Your objective
Each entry below is to be duplicated verbatim.

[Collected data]

/---

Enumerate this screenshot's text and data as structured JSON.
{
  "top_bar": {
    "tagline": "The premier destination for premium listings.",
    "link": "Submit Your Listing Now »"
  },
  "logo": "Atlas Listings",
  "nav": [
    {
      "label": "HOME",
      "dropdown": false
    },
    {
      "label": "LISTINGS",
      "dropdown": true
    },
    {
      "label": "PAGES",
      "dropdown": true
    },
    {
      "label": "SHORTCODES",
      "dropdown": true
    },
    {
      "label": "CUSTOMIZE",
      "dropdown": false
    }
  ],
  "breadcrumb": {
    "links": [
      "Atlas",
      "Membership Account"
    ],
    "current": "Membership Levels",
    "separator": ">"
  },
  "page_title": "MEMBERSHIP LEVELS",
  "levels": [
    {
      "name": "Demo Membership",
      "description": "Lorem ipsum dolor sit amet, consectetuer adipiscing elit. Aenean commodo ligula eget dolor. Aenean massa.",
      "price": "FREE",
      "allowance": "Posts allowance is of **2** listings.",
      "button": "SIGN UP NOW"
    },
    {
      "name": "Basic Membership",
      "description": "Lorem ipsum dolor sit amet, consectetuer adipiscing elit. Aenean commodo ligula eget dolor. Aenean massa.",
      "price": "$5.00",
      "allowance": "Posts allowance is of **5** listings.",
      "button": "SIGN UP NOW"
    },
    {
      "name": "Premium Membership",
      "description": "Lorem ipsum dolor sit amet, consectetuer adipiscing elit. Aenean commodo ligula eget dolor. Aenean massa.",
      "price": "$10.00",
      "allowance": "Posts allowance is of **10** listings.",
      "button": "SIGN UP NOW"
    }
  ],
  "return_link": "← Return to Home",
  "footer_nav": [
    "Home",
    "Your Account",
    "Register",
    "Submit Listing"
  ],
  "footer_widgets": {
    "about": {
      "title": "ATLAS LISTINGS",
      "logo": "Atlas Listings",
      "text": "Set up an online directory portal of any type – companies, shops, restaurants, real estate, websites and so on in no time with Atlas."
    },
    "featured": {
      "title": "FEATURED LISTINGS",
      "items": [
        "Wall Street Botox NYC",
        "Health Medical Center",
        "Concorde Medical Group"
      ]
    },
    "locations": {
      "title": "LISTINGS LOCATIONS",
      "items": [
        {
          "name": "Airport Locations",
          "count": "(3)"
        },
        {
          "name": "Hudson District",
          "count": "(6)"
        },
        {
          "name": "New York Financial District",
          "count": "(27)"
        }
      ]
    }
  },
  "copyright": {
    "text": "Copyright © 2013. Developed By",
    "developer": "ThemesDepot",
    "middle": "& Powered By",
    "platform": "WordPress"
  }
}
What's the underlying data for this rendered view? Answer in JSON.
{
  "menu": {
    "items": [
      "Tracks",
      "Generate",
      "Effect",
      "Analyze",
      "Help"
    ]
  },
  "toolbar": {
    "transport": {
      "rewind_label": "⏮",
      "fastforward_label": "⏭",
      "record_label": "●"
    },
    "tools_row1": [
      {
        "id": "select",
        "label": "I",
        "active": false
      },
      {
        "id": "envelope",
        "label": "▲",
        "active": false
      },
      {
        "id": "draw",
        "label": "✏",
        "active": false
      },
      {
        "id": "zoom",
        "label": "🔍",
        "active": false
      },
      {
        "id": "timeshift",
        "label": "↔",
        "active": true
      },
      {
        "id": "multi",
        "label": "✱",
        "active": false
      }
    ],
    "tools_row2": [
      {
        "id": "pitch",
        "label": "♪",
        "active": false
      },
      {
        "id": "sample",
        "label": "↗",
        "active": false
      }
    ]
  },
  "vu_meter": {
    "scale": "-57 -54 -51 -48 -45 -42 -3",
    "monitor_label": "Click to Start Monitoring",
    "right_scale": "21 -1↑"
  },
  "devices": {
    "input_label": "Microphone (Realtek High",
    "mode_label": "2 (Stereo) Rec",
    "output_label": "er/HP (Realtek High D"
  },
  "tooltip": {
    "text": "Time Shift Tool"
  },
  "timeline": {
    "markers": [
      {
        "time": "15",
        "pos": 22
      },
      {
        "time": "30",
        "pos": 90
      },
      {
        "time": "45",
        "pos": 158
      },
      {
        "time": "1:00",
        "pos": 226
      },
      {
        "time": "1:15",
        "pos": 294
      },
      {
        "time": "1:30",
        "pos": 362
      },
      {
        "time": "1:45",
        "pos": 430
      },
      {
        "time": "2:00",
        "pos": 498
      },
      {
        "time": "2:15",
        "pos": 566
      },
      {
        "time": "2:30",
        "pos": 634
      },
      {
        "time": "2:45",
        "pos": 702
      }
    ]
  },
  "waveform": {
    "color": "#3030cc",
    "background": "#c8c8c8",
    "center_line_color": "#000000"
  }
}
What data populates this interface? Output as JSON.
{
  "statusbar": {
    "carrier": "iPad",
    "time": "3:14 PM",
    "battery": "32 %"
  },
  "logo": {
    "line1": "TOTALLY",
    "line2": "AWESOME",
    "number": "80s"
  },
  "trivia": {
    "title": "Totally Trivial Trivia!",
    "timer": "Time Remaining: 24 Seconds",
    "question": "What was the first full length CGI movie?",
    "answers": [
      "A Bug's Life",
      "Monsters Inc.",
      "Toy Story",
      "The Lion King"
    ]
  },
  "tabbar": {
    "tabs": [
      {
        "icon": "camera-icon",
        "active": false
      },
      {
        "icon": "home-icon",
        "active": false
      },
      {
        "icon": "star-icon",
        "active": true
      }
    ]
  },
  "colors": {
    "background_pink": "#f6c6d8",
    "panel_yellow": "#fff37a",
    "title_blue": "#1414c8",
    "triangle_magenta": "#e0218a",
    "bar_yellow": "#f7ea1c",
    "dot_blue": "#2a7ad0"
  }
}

\---

Task solution
Enumerate this screenshot's text and data as structured JSON.
{
  "top_bar": {
    "tagline": "The premier destination for premium listings.",
    "link": "Submit Your Listing Now »"
  },
  "logo": "Atlas Listings",
  "nav": [
    {
      "label": "HOME",
      "dropdown": false
    },
    {
      "label": "LISTINGS",
      "dropdown": true
    },
    {
      "label": "PAGES",
      "dropdown": true
    },
    {
      "label": "SHORTCODES",
      "dropdown": true
    },
    {
      "label": "CUSTOMIZE",
      "dropdown": false
    }
  ],
  "breadcrumb": {
    "links": [
      "Atlas",
      "Membership Account"
    ],
    "current": "Membership Levels",
    "separator": ">"
  },
  "page_title": "MEMBERSHIP LEVELS",
  "levels": [
    {
      "name": "Demo Membership",
      "description": "Lorem ipsum dolor sit amet, consectetuer adipiscing elit. Aenean commodo ligula eget dolor. Aenean massa.",
      "price": "FREE",
      "allowance": "Posts allowance is of **2** listings.",
      "button": "SIGN UP NOW"
    },
    {
      "name": "Basic Membership",
      "description": "Lorem ipsum dolor sit amet, consectetuer adipiscing elit. Aenean commodo ligula eget dolor. Aenean massa.",
      "price": "$5.00",
      "allowance": "Posts allowance is of **5** listings.",
      "button": "SIGN UP NOW"
    },
    {
      "name": "Premium Membership",
      "description": "Lorem ipsum dolor sit amet, consectetuer adipiscing elit. Aenean commodo ligula eget dolor. Aenean massa.",
      "price": "$10.00",
      "allowance": "Posts allowance is of **10** listings.",
      "button": "SIGN UP NOW"
    }
  ],
  "return_link": "← Return to Home",
  "footer_nav": [
    "Home",
    "Your Account",
    "Register",
    "Submit Listing"
  ],
  "footer_widgets": {
    "about": {
      "title": "ATLAS LISTINGS",
      "logo": "Atlas Listings",
      "text": "Set up an online directory portal of any type – companies, shops, restaurants, real estate, websites and so on in no time with Atlas."
    },
    "featured": {
      "title": "FEATURED LISTINGS",
      "items": [
        "Wall Street Botox NYC",
        "Health Medical Center",
        "Concorde Medical Group"
      ]
    },
    "locations": {
      "title": "LISTINGS LOCATIONS",
      "items": [
        {
          "name": "Airport Locations",
          "count": "(3)"
        },
        {
          "name": "Hudson District",
          "count": "(6)"
        },
        {
          "name": "New York Financial District",
          "count": "(27)"
        }
      ]
    }
  },
  "copyright": {
    "text": "Copyright © 2013. Developed By",
    "developer": "ThemesDepot",
    "middle": "& Powered By",
    "platform": "WordPress"
  }
}
What's the underlying data for this rendered view? Answer in JSON.
{
  "menu": {
    "items": [
      "Tracks",
      "Generate",
      "Effect",
      "Analyze",
      "Help"
    ]
  },
  "toolbar": {
    "transport": {
      "rewind_label": "⏮",
      "fastforward_label": "⏭",
      "record_label": "●"
    },
    "tools_row1": [
      {
        "id": "select",
        "label": "I",
        "active": false
      },
      {
        "id": "envelope",
        "label": "▲",
        "active": false
      },
      {
        "id": "draw",
        "label": "✏",
        "active": false
      },
      {
        "id": "zoom",
        "label": "🔍",
        "active": false
      },
      {
        "id": "timeshift",
        "label": "↔",
        "active": true
      },
      {
        "id": "multi",
        "label": "✱",
        "active": false
      }
    ],
    "tools_row2": [
      {
        "id": "pitch",
        "label": "♪",
        "active": false
      },
      {
        "id": "sample",
        "label": "↗",
        "active": false
      }
    ]
  },
  "vu_meter": {
    "scale": "-57 -54 -51 -48 -45 -42 -3",
    "monitor_label": "Click to Start Monitoring",
    "right_scale": "21 -1↑"
  },
  "devices": {
    "input_label": "Microphone (Realtek High",
    "mode_label": "2 (Stereo) Rec",
    "output_label": "er/HP (Realtek High D"
  },
  "tooltip": {
    "text": "Time Shift Tool"
  },
  "timeline": {
    "markers": [
      {
        "time": "15",
        "pos": 22
      },
      {
        "time": "30",
        "pos": 90
      },
      {
        "time": "45",
        "pos": 158
      },
      {
        "time": "1:00",
        "pos": 226
      },
      {
        "time": "1:15",
        "pos": 294
      },
      {
        "time": "1:30",
        "pos": 362
      },
      {
        "time": "1:45",
        "pos": 430
      },
      {
        "time": "2:00",
        "pos": 498
      },
      {
        "time": "2:15",
        "pos": 566
      },
      {
        "time": "2:30",
        "pos": 634
      },
      {
        "time": "2:45",
        "pos": 702
      }
    ]
  },
  "waveform": {
    "color": "#3030cc",
    "background": "#c8c8c8",
    "center_line_color": "#000000"
  }
}
What data populates this interface? Output as JSON.
{
  "statusbar": {
    "carrier": "iPad",
    "time": "3:14 PM",
    "battery": "32 %"
  },
  "logo": {
    "line1": "TOTALLY",
    "line2": "AWESOME",
    "number": "80s"
  },
  "trivia": {
    "title": "Totally Trivial Trivia!",
    "timer": "Time Remaining: 24 Seconds",
    "question": "What was the first full length CGI movie?",
    "answers": [
      "A Bug's Life",
      "Monsters Inc.",
      "Toy Story",
      "The Lion King"
    ]
  },
  "tabbar": {
    "tabs": [
      {
        "icon": "camera-icon",
        "active": false
      },
      {
        "icon": "home-icon",
        "active": false
      },
      {
        "icon": "star-icon",
        "active": true
      }
    ]
  },
  "colors": {
    "background_pink": "#f6c6d8",
    "panel_yellow": "#fff37a",
    "title_blue": "#1414c8",
    "triangle_magenta": "#e0218a",
    "bar_yellow": "#f7ea1c",
    "dot_blue": "#2a7ad0"
  }
}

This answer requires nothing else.